● **Written request**
From the entries below, copy out every line with "screenshot" in it.

● **Given entries**
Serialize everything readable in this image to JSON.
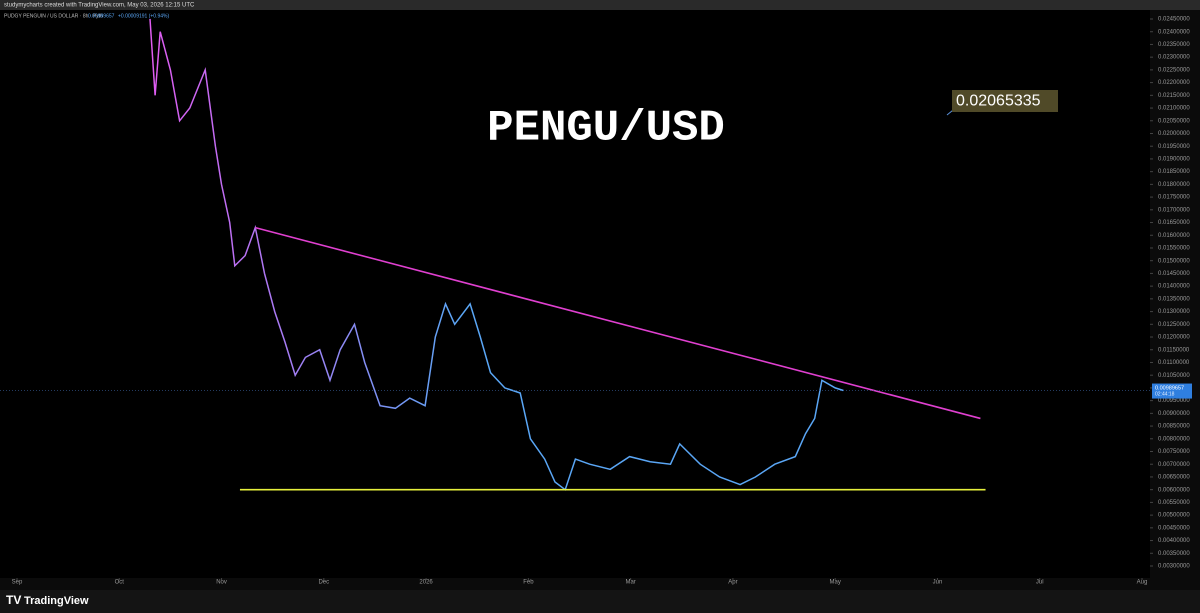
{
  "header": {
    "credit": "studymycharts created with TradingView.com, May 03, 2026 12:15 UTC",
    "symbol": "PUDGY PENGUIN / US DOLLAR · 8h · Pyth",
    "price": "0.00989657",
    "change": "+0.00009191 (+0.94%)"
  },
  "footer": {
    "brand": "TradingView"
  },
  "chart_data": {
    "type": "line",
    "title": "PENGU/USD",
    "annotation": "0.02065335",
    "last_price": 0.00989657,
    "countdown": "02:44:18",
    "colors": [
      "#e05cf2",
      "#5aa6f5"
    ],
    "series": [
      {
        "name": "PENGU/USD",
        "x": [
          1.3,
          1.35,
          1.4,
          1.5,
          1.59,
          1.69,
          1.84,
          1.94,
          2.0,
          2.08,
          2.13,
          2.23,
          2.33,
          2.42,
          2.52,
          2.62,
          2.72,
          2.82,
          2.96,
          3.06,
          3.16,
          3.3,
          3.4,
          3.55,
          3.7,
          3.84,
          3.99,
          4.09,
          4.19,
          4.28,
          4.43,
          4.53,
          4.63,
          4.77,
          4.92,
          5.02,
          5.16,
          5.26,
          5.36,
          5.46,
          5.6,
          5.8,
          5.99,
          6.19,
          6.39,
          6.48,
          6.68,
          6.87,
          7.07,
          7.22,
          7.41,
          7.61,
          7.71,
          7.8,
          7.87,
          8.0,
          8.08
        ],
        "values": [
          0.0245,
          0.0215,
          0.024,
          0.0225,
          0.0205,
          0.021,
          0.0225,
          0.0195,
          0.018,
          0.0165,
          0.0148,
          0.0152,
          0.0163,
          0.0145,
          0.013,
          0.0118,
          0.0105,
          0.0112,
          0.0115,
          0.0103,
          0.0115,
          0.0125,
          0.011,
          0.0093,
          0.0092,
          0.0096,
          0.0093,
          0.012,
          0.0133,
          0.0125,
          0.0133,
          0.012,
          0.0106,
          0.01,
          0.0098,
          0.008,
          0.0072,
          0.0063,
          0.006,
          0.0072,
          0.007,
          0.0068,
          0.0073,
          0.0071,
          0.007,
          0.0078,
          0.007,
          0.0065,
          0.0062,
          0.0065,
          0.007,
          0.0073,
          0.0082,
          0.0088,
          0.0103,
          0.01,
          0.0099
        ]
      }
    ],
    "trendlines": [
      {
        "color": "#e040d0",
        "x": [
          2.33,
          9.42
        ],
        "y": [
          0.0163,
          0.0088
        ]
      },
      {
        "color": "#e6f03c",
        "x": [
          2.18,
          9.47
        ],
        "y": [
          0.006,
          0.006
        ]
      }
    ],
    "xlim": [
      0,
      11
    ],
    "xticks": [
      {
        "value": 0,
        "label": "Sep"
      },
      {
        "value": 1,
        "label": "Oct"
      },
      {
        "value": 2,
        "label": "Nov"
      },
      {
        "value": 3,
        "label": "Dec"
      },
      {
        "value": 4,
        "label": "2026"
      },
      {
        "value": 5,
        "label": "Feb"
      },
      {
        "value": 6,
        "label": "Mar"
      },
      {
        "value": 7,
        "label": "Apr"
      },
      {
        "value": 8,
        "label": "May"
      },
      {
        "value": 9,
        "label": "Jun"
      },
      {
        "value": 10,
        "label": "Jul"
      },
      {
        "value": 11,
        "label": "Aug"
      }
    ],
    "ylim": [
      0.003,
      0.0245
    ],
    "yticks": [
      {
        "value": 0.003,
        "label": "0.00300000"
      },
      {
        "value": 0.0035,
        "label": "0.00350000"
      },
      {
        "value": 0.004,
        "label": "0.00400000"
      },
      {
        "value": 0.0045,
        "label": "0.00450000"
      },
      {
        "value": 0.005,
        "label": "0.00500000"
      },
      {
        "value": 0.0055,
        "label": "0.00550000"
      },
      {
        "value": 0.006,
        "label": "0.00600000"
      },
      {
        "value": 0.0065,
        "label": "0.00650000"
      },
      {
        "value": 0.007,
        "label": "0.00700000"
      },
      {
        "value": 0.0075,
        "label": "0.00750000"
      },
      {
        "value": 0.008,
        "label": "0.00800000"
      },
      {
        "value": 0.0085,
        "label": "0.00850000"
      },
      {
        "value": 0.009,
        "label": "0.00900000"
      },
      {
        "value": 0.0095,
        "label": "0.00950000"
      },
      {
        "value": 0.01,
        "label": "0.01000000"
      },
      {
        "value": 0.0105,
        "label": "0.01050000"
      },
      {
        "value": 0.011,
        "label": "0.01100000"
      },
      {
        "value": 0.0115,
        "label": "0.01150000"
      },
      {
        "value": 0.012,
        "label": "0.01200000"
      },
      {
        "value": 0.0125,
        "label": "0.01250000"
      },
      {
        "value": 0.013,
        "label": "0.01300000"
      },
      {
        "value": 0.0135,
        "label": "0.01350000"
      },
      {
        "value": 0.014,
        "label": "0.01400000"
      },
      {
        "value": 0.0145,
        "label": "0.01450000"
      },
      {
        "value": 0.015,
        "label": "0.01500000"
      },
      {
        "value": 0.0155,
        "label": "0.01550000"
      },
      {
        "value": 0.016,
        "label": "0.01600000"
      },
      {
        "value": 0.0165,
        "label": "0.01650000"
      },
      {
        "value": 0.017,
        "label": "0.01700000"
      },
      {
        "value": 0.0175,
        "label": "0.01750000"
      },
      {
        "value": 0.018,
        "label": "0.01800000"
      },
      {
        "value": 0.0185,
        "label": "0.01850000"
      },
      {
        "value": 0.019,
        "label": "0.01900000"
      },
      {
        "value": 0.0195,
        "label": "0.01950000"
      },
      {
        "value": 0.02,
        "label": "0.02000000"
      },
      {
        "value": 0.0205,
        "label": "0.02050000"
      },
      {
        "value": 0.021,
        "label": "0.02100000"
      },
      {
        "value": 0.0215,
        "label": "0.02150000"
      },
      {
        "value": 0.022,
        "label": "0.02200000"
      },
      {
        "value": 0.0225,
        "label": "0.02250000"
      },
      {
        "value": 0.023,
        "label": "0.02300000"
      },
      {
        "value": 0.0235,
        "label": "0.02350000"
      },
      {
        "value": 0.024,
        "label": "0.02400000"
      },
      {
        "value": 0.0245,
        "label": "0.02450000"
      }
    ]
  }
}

...

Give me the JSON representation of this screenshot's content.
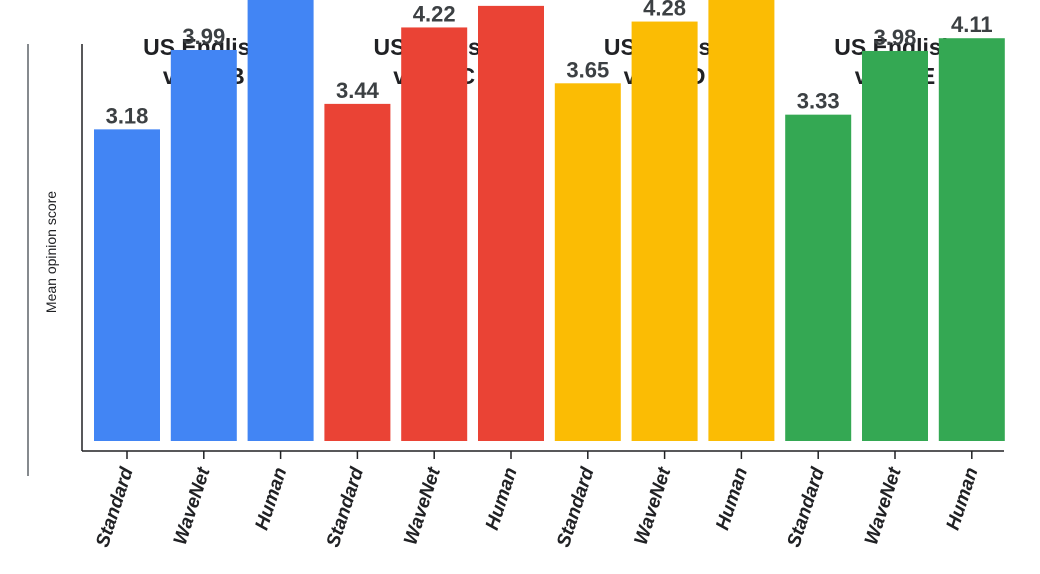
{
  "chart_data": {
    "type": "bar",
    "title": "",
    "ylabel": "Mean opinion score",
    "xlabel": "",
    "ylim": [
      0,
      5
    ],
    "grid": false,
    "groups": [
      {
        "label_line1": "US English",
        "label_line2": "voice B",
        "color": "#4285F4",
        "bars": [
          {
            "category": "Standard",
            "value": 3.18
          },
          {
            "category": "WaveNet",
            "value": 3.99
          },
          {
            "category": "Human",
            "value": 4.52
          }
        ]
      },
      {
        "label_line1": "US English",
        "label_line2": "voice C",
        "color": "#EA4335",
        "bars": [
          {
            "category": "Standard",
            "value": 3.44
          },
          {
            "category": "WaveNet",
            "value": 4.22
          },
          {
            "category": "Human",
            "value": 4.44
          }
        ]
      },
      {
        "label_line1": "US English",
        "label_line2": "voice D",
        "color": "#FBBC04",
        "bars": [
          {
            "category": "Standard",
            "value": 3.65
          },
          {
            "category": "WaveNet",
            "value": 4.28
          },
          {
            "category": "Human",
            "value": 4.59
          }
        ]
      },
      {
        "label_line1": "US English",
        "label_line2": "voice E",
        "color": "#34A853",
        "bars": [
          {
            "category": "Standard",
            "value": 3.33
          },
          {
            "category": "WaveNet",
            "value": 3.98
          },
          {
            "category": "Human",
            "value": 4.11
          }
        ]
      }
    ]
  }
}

---

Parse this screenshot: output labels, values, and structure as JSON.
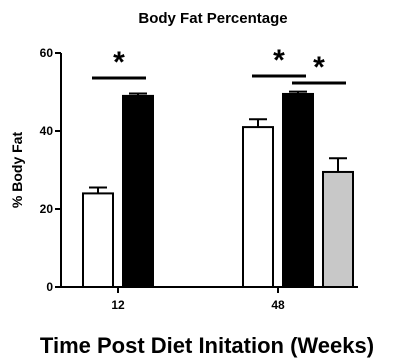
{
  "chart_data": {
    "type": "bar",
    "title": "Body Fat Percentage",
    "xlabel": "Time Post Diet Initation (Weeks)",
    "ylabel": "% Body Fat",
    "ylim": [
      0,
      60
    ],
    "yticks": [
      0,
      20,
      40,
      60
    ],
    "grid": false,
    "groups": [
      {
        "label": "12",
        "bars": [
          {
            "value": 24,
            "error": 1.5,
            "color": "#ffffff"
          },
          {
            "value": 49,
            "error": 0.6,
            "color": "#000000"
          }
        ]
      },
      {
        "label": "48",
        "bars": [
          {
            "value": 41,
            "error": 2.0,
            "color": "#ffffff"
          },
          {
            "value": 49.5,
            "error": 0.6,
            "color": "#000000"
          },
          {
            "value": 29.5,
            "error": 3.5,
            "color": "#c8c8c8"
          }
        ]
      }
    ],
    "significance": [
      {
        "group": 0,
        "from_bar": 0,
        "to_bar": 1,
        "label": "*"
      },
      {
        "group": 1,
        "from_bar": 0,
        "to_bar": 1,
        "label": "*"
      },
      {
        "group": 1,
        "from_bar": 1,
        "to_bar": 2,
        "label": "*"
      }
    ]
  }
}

● **Response**
Give me the JSON representation of this screenshot's content.
Parse this screenshot: output labels, values, and structure as JSON.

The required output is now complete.